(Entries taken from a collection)
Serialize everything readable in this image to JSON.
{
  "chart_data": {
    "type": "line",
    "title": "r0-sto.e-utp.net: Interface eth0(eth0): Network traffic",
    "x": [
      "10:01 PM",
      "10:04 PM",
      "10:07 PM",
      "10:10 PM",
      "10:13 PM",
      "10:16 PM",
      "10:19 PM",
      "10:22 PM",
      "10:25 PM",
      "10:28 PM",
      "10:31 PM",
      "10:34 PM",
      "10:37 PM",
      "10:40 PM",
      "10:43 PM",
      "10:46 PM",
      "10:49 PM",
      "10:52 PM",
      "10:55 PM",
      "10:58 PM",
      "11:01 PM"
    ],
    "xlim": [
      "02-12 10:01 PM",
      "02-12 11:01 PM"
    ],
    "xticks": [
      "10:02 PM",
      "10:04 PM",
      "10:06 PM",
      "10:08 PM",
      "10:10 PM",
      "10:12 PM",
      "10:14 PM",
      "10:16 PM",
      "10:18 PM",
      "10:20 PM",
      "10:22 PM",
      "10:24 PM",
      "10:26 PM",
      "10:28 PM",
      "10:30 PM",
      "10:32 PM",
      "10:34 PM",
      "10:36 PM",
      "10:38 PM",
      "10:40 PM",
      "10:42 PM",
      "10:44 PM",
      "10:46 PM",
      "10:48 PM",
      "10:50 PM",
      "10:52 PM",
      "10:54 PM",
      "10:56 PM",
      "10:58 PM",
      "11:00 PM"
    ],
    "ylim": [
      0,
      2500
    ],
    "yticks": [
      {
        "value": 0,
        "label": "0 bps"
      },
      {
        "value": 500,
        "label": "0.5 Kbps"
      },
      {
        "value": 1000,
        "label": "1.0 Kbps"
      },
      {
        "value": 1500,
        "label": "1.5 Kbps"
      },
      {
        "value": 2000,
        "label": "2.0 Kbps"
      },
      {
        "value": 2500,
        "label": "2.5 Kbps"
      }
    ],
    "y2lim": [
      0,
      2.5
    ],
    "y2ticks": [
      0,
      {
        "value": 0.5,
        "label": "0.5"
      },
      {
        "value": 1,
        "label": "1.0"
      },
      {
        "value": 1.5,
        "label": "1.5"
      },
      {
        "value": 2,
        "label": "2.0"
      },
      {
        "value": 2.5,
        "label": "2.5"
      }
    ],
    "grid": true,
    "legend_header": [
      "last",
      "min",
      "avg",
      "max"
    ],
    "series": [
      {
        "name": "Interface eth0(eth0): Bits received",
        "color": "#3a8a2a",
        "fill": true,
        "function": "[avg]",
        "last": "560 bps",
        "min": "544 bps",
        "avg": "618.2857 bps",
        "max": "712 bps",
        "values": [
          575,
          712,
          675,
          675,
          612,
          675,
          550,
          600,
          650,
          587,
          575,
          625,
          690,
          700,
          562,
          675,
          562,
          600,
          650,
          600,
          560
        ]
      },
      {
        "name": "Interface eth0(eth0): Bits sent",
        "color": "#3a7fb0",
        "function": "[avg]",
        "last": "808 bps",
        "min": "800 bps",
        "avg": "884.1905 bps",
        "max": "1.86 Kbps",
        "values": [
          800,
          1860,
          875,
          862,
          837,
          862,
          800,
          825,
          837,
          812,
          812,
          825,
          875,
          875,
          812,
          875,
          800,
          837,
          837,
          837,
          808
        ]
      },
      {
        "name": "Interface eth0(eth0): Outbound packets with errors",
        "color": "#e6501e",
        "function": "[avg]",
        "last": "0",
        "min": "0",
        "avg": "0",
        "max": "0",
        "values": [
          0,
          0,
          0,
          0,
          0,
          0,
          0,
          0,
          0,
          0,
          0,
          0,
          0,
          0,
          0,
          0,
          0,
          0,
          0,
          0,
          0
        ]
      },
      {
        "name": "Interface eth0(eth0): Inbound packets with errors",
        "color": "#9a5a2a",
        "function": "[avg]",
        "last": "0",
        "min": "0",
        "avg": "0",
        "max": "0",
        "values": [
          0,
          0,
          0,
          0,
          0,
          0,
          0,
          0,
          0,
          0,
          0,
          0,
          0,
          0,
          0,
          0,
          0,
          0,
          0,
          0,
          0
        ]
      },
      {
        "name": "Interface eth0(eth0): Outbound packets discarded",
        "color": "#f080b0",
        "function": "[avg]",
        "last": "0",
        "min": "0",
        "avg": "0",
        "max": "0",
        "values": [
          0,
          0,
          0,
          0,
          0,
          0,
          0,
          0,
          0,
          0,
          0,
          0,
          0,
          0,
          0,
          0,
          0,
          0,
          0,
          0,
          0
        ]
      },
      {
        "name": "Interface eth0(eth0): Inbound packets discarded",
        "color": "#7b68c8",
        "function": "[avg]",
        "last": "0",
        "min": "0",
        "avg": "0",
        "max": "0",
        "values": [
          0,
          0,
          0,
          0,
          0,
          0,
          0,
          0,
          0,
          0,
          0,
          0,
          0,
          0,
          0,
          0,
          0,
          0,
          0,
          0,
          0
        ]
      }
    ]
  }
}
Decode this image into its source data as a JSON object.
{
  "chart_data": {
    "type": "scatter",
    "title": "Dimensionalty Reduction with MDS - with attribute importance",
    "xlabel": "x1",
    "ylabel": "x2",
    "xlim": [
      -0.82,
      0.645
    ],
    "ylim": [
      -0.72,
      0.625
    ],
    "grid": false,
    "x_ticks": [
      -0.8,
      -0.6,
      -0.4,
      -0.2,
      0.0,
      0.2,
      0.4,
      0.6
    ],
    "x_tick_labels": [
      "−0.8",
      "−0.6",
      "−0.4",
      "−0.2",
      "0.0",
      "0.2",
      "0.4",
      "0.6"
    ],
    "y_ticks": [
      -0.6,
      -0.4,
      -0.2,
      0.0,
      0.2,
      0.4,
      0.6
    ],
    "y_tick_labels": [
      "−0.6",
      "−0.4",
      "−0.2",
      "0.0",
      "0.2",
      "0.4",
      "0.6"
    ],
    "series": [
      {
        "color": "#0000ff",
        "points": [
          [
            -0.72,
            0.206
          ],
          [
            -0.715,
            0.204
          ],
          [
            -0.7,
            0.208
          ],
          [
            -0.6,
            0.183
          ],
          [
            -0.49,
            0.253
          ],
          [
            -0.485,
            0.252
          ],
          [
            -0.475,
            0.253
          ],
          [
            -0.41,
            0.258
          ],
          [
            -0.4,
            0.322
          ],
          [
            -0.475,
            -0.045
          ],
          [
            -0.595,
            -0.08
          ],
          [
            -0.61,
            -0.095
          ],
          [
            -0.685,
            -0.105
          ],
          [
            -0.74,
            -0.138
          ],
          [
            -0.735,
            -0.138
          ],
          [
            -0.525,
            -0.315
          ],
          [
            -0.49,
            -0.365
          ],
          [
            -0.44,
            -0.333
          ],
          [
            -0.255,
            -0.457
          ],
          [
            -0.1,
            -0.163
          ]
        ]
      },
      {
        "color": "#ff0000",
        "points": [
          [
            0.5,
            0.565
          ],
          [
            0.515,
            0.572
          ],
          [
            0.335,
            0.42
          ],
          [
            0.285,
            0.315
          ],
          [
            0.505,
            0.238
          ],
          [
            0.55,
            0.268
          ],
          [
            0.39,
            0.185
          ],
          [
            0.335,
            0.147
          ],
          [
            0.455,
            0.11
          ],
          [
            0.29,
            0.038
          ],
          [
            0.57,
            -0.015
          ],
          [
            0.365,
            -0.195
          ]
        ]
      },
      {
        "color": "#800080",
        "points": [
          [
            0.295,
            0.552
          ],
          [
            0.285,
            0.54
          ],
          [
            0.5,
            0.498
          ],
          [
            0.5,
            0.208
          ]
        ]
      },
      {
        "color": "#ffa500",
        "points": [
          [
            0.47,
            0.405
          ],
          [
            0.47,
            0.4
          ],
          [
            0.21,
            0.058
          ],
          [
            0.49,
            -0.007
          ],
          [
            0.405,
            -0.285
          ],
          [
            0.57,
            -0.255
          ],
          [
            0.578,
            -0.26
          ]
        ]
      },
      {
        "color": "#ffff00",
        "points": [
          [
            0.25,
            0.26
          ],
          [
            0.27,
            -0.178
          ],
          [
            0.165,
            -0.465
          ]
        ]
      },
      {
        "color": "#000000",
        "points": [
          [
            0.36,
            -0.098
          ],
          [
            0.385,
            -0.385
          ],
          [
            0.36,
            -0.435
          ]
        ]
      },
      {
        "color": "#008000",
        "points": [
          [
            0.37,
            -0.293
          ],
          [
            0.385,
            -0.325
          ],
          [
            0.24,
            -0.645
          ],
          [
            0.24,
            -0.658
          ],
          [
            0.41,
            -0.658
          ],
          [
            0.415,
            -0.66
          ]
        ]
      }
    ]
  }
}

Work instructions »
Show all lines above holding "Kbps".

Task result »
        "label": "0.5 Kbps"
        "label": "1.0 Kbps"
        "label": "1.5 Kbps"
        "label": "2.0 Kbps"
        "label": "2.5 Kbps"
        "max": "1.86 Kbps",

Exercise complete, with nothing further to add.